__ENTRIES PROVIDED__
::::
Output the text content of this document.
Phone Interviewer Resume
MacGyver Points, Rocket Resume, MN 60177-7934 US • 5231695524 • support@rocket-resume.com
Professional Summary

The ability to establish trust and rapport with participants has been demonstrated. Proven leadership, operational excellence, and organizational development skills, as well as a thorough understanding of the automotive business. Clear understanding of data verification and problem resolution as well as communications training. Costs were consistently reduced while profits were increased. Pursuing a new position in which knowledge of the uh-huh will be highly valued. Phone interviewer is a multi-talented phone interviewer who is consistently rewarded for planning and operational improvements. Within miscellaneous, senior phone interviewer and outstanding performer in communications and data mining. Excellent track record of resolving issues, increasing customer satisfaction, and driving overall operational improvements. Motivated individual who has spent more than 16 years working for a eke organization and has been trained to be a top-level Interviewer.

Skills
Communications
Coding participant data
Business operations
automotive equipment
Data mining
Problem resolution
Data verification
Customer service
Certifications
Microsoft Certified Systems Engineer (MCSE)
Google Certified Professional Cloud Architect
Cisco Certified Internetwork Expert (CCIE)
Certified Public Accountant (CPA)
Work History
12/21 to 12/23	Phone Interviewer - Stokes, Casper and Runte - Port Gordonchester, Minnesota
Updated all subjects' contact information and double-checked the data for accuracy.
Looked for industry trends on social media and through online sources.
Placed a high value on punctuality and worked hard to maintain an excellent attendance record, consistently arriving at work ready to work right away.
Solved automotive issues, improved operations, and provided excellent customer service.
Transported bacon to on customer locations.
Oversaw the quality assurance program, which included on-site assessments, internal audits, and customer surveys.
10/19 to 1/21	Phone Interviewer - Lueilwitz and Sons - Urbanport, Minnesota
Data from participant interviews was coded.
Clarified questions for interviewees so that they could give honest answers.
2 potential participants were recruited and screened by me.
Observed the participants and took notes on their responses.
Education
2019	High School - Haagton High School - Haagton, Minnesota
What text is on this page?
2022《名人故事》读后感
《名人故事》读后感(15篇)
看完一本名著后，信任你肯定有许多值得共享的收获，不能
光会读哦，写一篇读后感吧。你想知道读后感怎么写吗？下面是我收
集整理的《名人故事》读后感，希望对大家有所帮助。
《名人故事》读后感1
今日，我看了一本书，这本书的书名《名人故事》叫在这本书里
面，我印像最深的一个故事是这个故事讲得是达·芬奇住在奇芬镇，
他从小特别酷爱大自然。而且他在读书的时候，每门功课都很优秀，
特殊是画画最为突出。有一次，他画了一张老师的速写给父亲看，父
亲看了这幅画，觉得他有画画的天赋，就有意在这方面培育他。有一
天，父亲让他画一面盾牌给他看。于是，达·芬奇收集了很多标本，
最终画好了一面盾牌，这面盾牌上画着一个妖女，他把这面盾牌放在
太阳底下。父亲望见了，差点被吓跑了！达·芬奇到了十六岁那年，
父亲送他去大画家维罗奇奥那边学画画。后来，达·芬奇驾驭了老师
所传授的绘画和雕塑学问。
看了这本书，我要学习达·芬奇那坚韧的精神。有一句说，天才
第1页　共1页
::::
__WHAT YOU SHOULD DO__
Exactly as written, give again every line from the one containing "What text is on this page?" through the last line of the material above, and no other lines.

__RESPONSE TO THIS EXERCISE__
What text is on this page?
2022《名人故事》读后感
《名人故事》读后感(15篇)
看完一本名著后，信任你肯定有许多值得共享的收获，不能
光会读哦，写一篇读后感吧。你想知道读后感怎么写吗？下面是我收
集整理的《名人故事》读后感，希望对大家有所帮助。
《名人故事》读后感1
今日，我看了一本书，这本书的书名《名人故事》叫在这本书里
面，我印像最深的一个故事是这个故事讲得是达·芬奇住在奇芬镇，
他从小特别酷爱大自然。而且他在读书的时候，每门功课都很优秀，
特殊是画画最为突出。有一次，他画了一张老师的速写给父亲看，父
亲看了这幅画，觉得他有画画的天赋，就有意在这方面培育他。有一
天，父亲让他画一面盾牌给他看。于是，达·芬奇收集了很多标本，
最终画好了一面盾牌，这面盾牌上画着一个妖女，他把这面盾牌放在
太阳底下。父亲望见了，差点被吓跑了！达·芬奇到了十六岁那年，
父亲送他去大画家维罗奇奥那边学画画。后来，达·芬奇驾驭了老师
所传授的绘画和雕塑学问。
看了这本书，我要学习达·芬奇那坚韧的精神。有一句说，天才
第1页　共1页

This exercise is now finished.